• Lines of data
• • • • •
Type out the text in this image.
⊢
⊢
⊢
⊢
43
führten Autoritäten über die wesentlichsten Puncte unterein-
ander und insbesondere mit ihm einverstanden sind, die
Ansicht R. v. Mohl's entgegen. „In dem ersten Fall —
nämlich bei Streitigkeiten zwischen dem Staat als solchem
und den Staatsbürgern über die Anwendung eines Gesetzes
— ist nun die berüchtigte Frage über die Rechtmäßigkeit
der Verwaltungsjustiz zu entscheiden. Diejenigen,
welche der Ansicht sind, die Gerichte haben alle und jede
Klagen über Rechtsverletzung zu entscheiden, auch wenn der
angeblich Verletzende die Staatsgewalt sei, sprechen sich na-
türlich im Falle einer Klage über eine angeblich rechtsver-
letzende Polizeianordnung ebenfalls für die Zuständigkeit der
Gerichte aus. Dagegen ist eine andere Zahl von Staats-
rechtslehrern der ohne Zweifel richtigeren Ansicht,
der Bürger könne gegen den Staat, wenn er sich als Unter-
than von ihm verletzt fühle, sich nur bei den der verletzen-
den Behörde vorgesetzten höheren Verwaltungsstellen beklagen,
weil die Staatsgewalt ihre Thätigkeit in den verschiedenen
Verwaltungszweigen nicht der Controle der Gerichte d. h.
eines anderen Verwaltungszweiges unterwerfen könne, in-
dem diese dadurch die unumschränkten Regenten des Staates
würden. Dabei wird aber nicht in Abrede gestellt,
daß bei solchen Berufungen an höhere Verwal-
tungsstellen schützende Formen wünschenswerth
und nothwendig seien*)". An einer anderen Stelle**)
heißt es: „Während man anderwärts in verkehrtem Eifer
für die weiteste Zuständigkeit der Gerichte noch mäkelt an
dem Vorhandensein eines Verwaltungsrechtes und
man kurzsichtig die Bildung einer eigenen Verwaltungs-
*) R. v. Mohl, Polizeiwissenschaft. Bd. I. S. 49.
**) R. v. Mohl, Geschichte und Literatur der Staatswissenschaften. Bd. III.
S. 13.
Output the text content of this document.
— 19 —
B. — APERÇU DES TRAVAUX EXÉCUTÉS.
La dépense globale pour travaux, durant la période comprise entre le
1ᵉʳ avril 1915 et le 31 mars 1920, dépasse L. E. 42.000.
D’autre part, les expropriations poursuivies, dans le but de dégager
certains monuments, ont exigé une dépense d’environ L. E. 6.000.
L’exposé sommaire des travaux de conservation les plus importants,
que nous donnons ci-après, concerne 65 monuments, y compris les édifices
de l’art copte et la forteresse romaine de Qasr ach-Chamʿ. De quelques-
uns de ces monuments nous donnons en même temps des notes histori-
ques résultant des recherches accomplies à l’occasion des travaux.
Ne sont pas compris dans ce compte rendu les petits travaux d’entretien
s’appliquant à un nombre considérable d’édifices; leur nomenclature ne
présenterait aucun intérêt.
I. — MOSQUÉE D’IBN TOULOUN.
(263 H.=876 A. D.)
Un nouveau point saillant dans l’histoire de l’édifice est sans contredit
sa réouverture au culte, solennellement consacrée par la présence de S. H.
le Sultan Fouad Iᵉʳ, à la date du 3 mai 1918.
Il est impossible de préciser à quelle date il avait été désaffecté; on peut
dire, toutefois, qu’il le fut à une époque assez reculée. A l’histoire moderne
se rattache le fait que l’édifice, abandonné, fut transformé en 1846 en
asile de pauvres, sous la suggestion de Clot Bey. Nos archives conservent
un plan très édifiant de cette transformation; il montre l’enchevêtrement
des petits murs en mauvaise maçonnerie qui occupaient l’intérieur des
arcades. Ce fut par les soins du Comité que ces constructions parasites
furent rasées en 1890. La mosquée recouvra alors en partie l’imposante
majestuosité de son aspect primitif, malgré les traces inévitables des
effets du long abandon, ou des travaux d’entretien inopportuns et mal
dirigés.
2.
• • • • •
• STATED EXERCISE
In the material above, find each line that contains the word "histoire", and select it.

• REPLY
Un nouveau point saillant dans l’histoire de l’édifice est sans contredit
dire, toutefois, qu’il le fut à une époque assez reculée. A l’histoire moderne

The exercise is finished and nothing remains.